Repeat the material below word for word, from its first line up to and including the line containing "469, 514, 482]". Leave the pictures out of your answer.

>>>>>

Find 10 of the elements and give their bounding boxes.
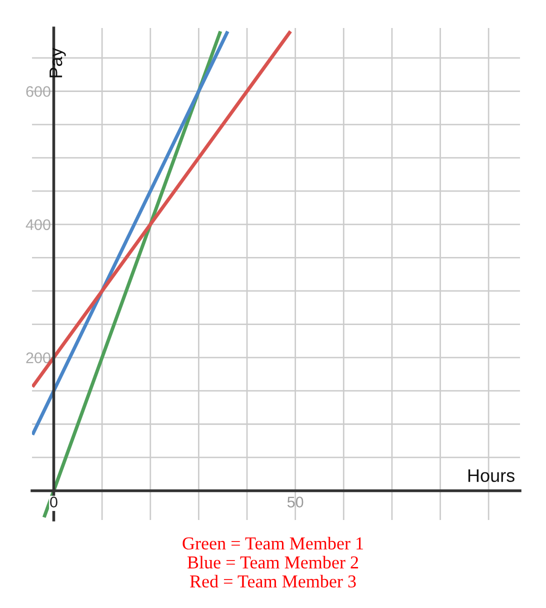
y-tick-label: 600	[26, 86, 50, 97]
y-axis-title: Pay	[50, 48, 66, 78]
x-tick-label: 0	[50, 496, 58, 508]
text: Red = Team Member 3	[190, 574, 356, 588]
y-tick-label: 200	[26, 352, 50, 364]
x-axis-title: Hours	[468, 469, 514, 482]
text: Blue = Team Member 2	[187, 556, 358, 569]
x-tick-label: 50	[287, 496, 304, 508]
text: Green = Team Member 1	[182, 536, 363, 550]
y-tick-label: 400	[26, 219, 50, 230]
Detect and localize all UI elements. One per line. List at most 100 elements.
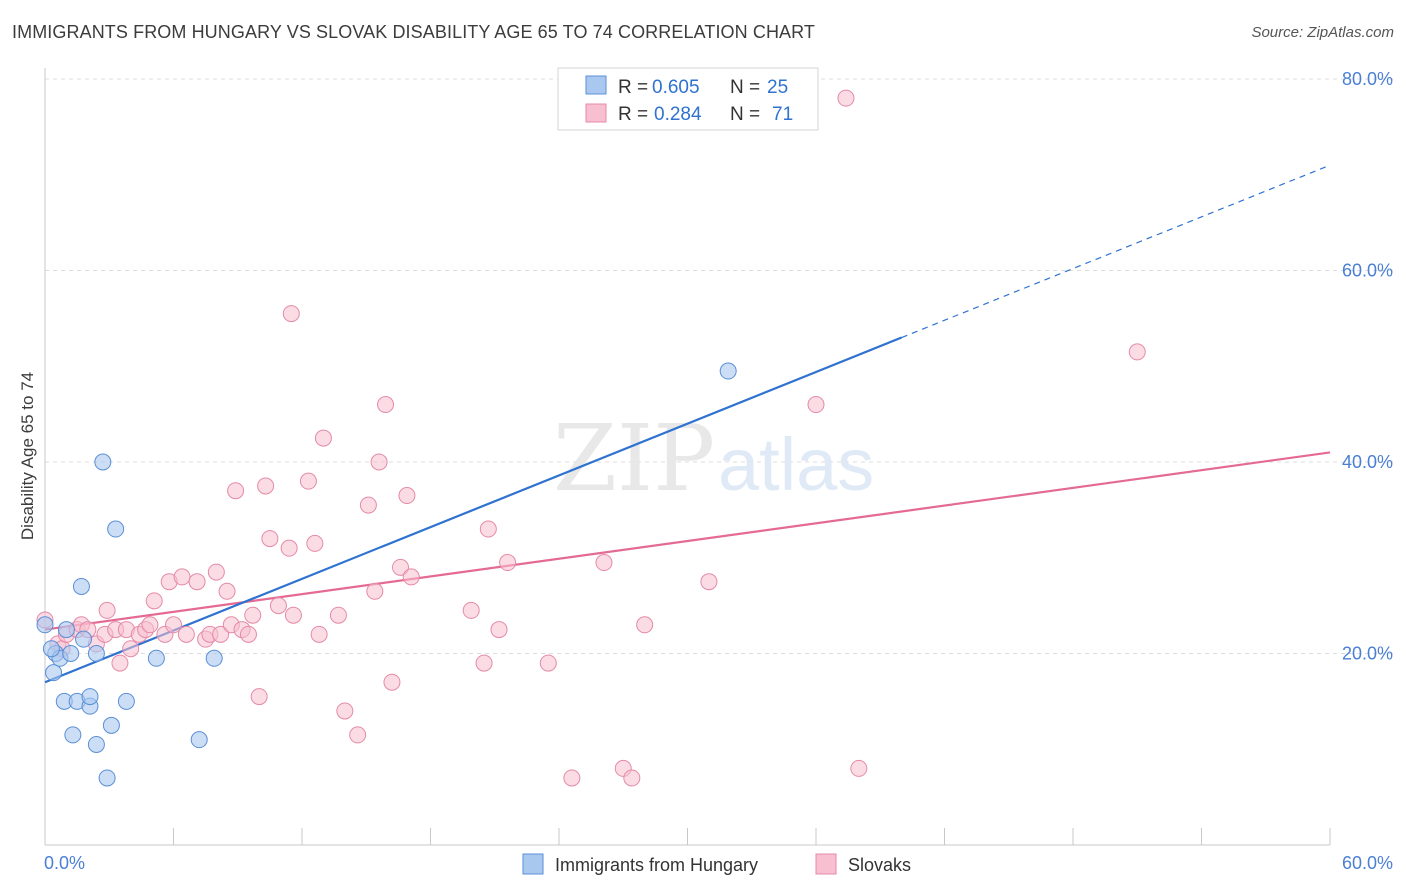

<<<<<

• [SOLUTION FOR THIS TASK]:
Find 10 of the elements and give their bounding boxes.
y-tick-label: 600	[26, 86, 50, 97]
y-axis-title: Pay	[50, 48, 66, 78]
x-tick-label: 0	[50, 496, 58, 508]
text: Red = Team Member 3	[190, 574, 356, 588]
y-tick-label: 200	[26, 352, 50, 364]
x-axis-title: Hours	[468, 469, 514, 482]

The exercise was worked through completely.